Saved data entries

....

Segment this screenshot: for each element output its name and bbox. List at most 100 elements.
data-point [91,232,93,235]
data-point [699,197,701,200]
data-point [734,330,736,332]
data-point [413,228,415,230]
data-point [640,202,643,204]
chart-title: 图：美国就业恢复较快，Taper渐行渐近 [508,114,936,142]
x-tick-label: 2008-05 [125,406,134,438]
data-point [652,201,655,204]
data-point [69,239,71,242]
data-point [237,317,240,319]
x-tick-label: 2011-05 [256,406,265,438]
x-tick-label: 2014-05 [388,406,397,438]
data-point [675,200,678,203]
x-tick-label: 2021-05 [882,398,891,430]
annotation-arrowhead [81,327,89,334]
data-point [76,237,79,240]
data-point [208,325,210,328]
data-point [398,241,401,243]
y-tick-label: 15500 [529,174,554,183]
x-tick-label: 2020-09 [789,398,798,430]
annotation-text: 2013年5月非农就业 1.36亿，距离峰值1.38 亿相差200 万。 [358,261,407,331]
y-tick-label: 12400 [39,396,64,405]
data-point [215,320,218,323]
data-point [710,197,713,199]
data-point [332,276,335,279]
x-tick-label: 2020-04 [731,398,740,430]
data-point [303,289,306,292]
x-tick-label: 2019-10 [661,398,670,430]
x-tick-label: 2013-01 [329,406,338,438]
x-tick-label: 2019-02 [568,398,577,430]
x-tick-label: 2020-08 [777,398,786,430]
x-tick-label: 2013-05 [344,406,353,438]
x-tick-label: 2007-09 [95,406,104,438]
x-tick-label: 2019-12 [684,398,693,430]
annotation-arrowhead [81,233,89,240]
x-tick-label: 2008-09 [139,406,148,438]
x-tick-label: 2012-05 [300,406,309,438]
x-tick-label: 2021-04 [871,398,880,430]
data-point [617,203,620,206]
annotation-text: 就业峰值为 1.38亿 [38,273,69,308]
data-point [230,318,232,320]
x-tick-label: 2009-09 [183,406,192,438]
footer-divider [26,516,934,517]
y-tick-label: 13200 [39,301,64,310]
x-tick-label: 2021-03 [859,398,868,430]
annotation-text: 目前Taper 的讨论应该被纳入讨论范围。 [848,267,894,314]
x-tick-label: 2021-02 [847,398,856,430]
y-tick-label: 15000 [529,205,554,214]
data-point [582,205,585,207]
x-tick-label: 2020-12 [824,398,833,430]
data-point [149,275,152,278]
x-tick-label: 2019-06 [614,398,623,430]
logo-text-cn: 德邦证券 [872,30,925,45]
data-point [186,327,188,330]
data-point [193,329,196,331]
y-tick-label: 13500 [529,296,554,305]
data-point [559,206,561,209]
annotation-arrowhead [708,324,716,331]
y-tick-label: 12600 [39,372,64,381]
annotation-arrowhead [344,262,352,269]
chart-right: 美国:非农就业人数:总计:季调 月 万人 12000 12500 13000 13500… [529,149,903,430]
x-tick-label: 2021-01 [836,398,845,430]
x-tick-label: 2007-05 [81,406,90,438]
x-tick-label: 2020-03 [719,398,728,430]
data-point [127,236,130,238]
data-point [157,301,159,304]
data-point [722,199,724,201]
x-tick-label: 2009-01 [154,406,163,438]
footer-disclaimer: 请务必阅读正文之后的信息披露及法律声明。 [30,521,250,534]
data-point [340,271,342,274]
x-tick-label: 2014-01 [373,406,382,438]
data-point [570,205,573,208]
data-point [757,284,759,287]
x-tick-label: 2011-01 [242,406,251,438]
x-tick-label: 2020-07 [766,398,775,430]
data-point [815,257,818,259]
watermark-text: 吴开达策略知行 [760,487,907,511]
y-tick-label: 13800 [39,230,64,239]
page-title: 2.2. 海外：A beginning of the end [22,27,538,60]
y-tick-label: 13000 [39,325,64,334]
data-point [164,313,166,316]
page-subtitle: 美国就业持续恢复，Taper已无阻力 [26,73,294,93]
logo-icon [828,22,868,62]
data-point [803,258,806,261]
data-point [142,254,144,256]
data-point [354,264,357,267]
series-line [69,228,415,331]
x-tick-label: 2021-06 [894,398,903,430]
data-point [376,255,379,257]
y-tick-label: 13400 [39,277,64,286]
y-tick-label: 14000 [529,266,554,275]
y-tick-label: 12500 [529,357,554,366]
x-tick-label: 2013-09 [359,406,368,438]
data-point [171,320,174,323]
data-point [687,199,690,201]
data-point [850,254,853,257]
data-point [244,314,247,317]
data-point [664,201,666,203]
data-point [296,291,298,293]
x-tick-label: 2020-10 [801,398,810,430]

....

#### [Requirements]
Output every line of the saved data entries as a numbered list, skipping any blank lines.

#### [Output below]
1. Segment this screenshot: for each element output its name and bbox. List at most 100 elements.
2. data-point [91,232,93,235]
3. data-point [699,197,701,200]
4. data-point [734,330,736,332]
5. data-point [413,228,415,230]
6. data-point [640,202,643,204]
7. chart-title: 图：美国就业恢复较快，Taper渐行渐近 [508,114,936,142]
8. x-tick-label: 2008-05 [125,406,134,438]
9. data-point [652,201,655,204]
10. data-point [69,239,71,242]
11. data-point [237,317,240,319]
12. x-tick-label: 2011-05 [256,406,265,438]
13. x-tick-label: 2014-05 [388,406,397,438]
14. data-point [675,200,678,203]
15. x-tick-label: 2021-05 [882,398,891,430]
16. annotation-arrowhead [81,327,89,334]
17. data-point [76,237,79,240]
18. data-point [208,325,210,328]
19. data-point [398,241,401,243]
20. y-tick-label: 15500 [529,174,554,183]
21. x-tick-label: 2020-09 [789,398,798,430]
22. annotation-text: 2013年5月非农就业 1.36亿，距离峰值1.38 亿相差200 万。 [358,261,407,331]
23. y-tick-label: 12400 [39,396,64,405]
24. data-point [215,320,218,323]
25. data-point [710,197,713,199]
26. data-point [332,276,335,279]
27. x-tick-label: 2020-04 [731,398,740,430]
28. data-point [303,289,306,292]
29. x-tick-label: 2019-10 [661,398,670,430]
30. x-tick-label: 2013-01 [329,406,338,438]
31. x-tick-label: 2019-02 [568,398,577,430]
32. x-tick-label: 2020-08 [777,398,786,430]
33. x-tick-label: 2013-05 [344,406,353,438]
34. x-tick-label: 2007-09 [95,406,104,438]
35. x-tick-label: 2019-12 [684,398,693,430]
36. annotation-arrowhead [81,233,89,240]
37. x-tick-label: 2008-09 [139,406,148,438]
38. x-tick-label: 2012-05 [300,406,309,438]
39. x-tick-label: 2021-04 [871,398,880,430]
40. data-point [617,203,620,206]
41. annotation-text: 就业峰值为 1.38亿 [38,273,69,308]
42. data-point [230,318,232,320]
43. x-tick-label: 2009-09 [183,406,192,438]
44. footer-divider [26,516,934,517]
45. y-tick-label: 13200 [39,301,64,310]
46. x-tick-label: 2021-03 [859,398,868,430]
47. annotation-text: 目前Taper 的讨论应该被纳入讨论范围。 [848,267,894,314]
48. x-tick-label: 2021-02 [847,398,856,430]
49. y-tick-label: 15000 [529,205,554,214]
50. data-point [582,205,585,207]
51. x-tick-label: 2020-12 [824,398,833,430]
52. data-point [149,275,152,278]
53. x-tick-label: 2019-06 [614,398,623,430]
54. logo-text-cn: 德邦证券 [872,30,925,45]
55. data-point [186,327,188,330]
56. data-point [193,329,196,331]
57. y-tick-label: 13500 [529,296,554,305]
58. data-point [559,206,561,209]
59. annotation-arrowhead [708,324,716,331]
60. y-tick-label: 12600 [39,372,64,381]
61. annotation-arrowhead [344,262,352,269]
62. chart-right: 美国:非农就业人数:总计:季调 月 万人 12000 12500 13000 13500… [529,149,903,430]
63. x-tick-label: 2021-01 [836,398,845,430]
64. x-tick-label: 2007-05 [81,406,90,438]
65. x-tick-label: 2020-03 [719,398,728,430]
66. data-point [127,236,130,238]
67. data-point [157,301,159,304]
68. data-point [722,199,724,201]
69. x-tick-label: 2009-01 [154,406,163,438]
70. footer-disclaimer: 请务必阅读正文之后的信息披露及法律声明。 [30,521,250,534]
71. data-point [340,271,342,274]
72. x-tick-label: 2014-01 [373,406,382,438]
73. data-point [570,205,573,208]
74. data-point [757,284,759,287]
75. x-tick-label: 2011-01 [242,406,251,438]
76. x-tick-label: 2020-07 [766,398,775,430]
77. data-point [815,257,818,259]
78. watermark-text: 吴开达策略知行 [760,487,907,511]
79. y-tick-label: 13800 [39,230,64,239]
80. page-title: 2.2. 海外：A beginning of the end [22,27,538,60]
81. y-tick-label: 13000 [39,325,64,334]
82. data-point [164,313,166,316]
83. page-subtitle: 美国就业持续恢复，Taper已无阻力 [26,73,294,93]
84. logo-icon [828,22,868,62]
85. data-point [803,258,806,261]
86. data-point [142,254,144,256]
87. data-point [354,264,357,267]
88. series-line [69,228,415,331]
89. x-tick-label: 2021-06 [894,398,903,430]
90. data-point [376,255,379,257]
91. y-tick-label: 13400 [39,277,64,286]
92. y-tick-label: 14000 [529,266,554,275]
93. y-tick-label: 12500 [529,357,554,366]
94. x-tick-label: 2013-09 [359,406,368,438]
95. data-point [171,320,174,323]
96. data-point [687,199,690,201]
97. data-point [850,254,853,257]
98. data-point [244,314,247,317]
99. data-point [664,201,666,203]
100. data-point [296,291,298,293]
101. x-tick-label: 2020-10 [801,398,810,430]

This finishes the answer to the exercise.